### TASK DESCRIPTION
Reproduce the records word for word, from the beginning of the records up to and including the line that contains "The slit holder 554 is at (210, 458).".

### Data entries

○ ○ ○ ○

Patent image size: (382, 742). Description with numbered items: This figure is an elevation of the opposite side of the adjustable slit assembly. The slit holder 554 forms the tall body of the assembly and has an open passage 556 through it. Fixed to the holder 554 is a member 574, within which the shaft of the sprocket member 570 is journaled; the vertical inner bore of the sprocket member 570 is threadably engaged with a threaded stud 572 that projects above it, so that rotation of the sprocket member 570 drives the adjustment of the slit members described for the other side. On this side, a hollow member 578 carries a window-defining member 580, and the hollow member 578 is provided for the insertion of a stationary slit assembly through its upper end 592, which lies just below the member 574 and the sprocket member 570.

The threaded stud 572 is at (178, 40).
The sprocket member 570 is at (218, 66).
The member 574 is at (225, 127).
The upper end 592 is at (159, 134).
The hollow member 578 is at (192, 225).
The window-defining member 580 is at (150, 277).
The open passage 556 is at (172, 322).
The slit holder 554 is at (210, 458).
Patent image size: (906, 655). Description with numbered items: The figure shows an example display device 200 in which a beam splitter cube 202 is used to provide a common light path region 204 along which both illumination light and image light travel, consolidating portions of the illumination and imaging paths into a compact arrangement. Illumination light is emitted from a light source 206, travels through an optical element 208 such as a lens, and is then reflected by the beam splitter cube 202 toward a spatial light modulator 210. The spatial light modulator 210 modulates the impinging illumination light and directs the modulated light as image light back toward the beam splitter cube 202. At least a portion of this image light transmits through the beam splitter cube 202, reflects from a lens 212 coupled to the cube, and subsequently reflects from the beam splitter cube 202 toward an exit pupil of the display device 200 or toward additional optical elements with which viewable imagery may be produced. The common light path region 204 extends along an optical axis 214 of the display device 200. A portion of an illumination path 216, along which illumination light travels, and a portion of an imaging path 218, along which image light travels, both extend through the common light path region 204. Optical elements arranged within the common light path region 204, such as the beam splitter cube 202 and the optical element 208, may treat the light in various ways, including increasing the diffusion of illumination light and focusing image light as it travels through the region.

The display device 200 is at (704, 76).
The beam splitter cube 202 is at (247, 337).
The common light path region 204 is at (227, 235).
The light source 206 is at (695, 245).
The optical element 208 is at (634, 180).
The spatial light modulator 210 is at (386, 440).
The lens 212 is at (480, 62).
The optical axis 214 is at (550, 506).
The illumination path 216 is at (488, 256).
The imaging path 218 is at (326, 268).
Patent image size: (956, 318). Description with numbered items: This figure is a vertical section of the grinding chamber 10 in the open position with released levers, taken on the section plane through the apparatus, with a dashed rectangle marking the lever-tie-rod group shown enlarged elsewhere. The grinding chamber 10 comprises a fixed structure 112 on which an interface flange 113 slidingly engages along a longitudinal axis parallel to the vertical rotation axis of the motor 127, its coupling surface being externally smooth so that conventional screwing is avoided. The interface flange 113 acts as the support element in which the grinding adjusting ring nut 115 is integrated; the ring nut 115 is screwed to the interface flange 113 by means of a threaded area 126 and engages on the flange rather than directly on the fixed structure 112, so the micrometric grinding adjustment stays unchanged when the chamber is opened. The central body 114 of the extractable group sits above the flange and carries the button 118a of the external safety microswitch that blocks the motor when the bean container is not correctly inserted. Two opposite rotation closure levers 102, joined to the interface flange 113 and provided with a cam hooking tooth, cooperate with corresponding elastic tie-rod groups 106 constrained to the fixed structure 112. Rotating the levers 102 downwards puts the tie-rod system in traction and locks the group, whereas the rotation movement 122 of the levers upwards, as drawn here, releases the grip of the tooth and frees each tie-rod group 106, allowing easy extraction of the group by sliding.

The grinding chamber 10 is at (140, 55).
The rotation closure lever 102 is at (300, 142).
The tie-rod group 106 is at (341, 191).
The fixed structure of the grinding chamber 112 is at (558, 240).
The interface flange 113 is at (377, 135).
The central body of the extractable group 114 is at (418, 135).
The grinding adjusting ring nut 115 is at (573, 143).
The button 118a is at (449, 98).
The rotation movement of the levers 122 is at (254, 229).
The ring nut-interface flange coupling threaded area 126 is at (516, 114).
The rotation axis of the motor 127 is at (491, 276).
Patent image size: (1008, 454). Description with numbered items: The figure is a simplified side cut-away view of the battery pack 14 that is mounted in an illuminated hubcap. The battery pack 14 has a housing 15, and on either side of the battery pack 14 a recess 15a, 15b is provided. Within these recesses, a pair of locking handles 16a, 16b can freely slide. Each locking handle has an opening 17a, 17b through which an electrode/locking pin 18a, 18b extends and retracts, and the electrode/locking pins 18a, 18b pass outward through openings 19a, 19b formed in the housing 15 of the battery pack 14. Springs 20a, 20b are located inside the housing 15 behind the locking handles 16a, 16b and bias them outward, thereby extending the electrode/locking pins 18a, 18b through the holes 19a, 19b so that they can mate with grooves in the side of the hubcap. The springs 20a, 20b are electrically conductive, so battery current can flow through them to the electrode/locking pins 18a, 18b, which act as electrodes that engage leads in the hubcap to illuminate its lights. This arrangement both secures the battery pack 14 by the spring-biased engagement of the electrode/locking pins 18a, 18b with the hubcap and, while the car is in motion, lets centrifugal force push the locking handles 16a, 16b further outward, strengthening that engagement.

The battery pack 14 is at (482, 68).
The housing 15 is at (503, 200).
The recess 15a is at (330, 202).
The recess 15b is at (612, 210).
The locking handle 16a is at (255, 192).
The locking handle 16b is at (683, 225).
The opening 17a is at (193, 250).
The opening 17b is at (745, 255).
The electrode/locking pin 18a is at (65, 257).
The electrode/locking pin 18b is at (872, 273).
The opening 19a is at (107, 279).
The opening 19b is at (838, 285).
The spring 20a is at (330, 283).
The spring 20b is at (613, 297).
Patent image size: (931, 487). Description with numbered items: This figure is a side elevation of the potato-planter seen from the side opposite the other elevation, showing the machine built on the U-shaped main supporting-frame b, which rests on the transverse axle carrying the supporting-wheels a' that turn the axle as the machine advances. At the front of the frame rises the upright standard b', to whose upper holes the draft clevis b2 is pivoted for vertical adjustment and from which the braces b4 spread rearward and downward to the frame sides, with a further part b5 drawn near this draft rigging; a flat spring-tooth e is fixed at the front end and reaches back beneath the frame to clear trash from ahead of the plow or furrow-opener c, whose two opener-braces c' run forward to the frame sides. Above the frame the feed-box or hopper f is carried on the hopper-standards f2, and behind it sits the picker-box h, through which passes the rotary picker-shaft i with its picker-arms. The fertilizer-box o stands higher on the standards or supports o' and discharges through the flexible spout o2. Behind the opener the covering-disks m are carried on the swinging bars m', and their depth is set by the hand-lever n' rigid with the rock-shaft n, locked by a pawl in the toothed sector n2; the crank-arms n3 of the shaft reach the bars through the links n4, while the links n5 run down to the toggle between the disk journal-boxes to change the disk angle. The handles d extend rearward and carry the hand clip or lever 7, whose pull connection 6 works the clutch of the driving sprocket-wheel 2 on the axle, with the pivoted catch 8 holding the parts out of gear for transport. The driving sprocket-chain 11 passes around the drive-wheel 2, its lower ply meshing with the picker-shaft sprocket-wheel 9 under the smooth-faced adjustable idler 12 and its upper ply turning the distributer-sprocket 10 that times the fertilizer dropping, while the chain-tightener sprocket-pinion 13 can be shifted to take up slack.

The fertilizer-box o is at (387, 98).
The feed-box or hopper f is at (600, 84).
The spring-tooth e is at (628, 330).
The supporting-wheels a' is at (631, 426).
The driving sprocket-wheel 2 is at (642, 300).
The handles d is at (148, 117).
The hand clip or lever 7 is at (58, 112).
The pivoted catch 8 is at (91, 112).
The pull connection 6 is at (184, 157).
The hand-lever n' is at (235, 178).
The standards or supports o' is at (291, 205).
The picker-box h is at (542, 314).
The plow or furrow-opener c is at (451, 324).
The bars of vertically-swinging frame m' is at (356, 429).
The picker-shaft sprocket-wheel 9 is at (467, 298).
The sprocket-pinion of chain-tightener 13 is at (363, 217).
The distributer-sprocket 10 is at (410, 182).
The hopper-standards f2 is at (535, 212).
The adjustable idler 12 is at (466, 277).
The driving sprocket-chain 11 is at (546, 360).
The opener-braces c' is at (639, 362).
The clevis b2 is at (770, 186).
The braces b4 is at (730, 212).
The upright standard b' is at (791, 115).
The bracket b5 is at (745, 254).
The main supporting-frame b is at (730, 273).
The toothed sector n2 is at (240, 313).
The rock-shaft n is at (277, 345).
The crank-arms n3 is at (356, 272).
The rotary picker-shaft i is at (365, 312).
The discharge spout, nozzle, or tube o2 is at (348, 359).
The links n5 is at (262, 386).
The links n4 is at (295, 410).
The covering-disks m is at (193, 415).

○ ○ ○ ○

### PROBLEM SOLUTION
Patent image size: (382, 742). Description with numbered items: This figure is an elevation of the opposite side of the adjustable slit assembly. The slit holder 554 forms the tall body of the assembly and has an open passage 556 through it. Fixed to the holder 554 is a member 574, within which the shaft of the sprocket member 570 is journaled; the vertical inner bore of the sprocket member 570 is threadably engaged with a threaded stud 572 that projects above it, so that rotation of the sprocket member 570 drives the adjustment of the slit members described for the other side. On this side, a hollow member 578 carries a window-defining member 580, and the hollow member 578 is provided for the insertion of a stationary slit assembly through its upper end 592, which lies just below the member 574 and the sprocket member 570.

The threaded stud 572 is at (178, 40).
The sprocket member 570 is at (218, 66).
The member 574 is at (225, 127).
The upper end 592 is at (159, 134).
The hollow member 578 is at (192, 225).
The window-defining member 580 is at (150, 277).
The open passage 556 is at (172, 322).
The slit holder 554 is at (210, 458).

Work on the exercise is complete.